How to complete this task: Where in the records does the word "time" occur? Copy each line in which it does.

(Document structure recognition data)
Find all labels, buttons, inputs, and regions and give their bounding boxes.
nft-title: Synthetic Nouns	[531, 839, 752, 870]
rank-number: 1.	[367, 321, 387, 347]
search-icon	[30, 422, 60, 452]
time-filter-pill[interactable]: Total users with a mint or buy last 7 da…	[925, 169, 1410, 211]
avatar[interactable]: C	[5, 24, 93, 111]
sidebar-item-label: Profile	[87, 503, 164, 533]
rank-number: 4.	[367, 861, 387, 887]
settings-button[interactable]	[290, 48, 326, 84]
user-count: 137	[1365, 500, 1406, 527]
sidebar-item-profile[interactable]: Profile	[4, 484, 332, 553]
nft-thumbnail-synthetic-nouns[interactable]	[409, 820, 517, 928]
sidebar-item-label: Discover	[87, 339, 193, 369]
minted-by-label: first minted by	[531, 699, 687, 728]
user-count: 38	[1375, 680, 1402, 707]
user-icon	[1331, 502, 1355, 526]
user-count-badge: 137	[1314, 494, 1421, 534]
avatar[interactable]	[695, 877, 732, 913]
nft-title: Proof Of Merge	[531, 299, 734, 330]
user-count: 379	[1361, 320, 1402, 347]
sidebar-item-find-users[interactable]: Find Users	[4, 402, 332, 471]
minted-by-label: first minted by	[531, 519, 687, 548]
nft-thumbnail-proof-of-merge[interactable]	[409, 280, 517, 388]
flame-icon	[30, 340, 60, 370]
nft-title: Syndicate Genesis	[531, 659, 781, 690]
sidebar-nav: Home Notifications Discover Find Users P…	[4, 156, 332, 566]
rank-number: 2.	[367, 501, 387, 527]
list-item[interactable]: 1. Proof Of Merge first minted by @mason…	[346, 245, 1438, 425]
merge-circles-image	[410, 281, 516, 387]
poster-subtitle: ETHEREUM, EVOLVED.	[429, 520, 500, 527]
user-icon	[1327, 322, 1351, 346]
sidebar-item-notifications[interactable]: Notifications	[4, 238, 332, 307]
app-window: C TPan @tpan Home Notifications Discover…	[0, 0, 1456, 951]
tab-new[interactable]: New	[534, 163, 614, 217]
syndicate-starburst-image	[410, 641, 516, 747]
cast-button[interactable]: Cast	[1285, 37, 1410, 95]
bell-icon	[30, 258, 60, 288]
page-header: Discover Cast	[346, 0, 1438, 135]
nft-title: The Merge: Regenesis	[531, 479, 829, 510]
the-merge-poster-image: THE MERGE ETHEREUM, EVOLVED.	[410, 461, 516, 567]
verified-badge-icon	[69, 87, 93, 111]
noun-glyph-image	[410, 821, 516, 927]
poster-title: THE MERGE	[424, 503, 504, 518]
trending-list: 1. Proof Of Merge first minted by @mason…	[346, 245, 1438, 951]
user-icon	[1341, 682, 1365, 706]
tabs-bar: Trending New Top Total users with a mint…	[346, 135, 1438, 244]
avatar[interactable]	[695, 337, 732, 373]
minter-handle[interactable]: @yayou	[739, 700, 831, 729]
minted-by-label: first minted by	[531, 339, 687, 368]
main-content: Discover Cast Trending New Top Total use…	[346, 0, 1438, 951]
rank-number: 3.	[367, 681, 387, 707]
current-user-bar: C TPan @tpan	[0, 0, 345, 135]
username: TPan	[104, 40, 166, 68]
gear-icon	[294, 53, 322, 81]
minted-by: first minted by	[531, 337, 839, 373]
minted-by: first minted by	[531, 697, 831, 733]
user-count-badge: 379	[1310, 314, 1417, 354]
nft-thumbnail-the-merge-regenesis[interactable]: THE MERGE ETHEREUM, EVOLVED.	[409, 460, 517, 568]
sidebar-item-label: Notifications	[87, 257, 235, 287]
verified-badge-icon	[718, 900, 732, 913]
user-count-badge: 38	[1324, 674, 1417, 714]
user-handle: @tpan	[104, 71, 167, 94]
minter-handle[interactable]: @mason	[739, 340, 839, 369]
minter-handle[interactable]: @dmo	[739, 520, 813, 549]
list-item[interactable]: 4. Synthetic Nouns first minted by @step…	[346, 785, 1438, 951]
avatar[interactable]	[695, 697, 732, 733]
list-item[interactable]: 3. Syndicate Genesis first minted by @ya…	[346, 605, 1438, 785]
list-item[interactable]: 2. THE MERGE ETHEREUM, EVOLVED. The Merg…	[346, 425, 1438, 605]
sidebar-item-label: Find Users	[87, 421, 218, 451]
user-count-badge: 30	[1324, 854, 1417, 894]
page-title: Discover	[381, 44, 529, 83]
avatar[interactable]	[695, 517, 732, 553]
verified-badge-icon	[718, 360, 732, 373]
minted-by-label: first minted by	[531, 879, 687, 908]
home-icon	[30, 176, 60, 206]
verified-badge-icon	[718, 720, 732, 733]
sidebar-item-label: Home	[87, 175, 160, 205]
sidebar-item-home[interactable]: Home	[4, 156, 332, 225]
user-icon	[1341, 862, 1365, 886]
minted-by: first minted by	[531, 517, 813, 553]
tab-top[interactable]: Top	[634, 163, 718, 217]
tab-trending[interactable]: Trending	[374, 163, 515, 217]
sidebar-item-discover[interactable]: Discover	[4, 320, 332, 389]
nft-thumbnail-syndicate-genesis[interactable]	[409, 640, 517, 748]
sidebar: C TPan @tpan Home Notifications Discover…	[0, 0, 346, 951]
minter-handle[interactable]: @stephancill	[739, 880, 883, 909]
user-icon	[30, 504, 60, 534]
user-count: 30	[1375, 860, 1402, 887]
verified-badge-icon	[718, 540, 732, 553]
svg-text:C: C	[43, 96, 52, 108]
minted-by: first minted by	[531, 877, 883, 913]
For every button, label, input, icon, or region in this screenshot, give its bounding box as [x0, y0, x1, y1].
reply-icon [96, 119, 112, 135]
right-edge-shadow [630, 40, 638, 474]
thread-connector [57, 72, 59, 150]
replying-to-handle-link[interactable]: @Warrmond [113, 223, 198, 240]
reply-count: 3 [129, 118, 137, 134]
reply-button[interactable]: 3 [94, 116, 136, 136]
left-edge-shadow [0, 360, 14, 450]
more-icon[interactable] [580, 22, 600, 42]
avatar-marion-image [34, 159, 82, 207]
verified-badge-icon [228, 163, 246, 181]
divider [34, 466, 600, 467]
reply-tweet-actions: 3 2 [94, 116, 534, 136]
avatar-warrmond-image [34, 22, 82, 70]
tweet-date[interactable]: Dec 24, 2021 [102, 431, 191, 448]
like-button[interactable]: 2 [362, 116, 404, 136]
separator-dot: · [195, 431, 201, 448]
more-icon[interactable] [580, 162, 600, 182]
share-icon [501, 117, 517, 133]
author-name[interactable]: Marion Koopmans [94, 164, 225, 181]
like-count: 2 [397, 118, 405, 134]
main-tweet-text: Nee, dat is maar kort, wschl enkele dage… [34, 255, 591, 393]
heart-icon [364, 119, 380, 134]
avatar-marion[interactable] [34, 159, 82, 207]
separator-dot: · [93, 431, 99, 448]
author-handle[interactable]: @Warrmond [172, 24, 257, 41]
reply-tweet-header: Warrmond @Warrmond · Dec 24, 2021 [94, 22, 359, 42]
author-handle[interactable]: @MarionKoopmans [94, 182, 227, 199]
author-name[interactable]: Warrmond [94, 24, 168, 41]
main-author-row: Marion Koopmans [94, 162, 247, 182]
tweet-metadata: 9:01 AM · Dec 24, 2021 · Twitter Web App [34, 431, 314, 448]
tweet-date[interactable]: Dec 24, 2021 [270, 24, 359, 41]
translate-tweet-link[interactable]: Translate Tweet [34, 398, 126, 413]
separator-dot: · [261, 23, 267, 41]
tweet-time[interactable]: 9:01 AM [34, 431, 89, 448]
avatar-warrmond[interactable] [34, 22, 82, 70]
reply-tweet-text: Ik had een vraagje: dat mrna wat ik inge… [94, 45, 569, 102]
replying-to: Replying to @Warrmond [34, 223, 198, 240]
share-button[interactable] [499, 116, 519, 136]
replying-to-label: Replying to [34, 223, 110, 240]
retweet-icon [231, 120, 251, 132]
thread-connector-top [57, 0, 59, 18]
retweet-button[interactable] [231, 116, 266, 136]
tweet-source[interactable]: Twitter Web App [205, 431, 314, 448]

Task solution:
time-filter-pill[interactable]: Total users with a mint or buy last 7 da…	[925, 169, 1410, 211]
tweet-time[interactable]: 9:01 AM [34, 431, 89, 448]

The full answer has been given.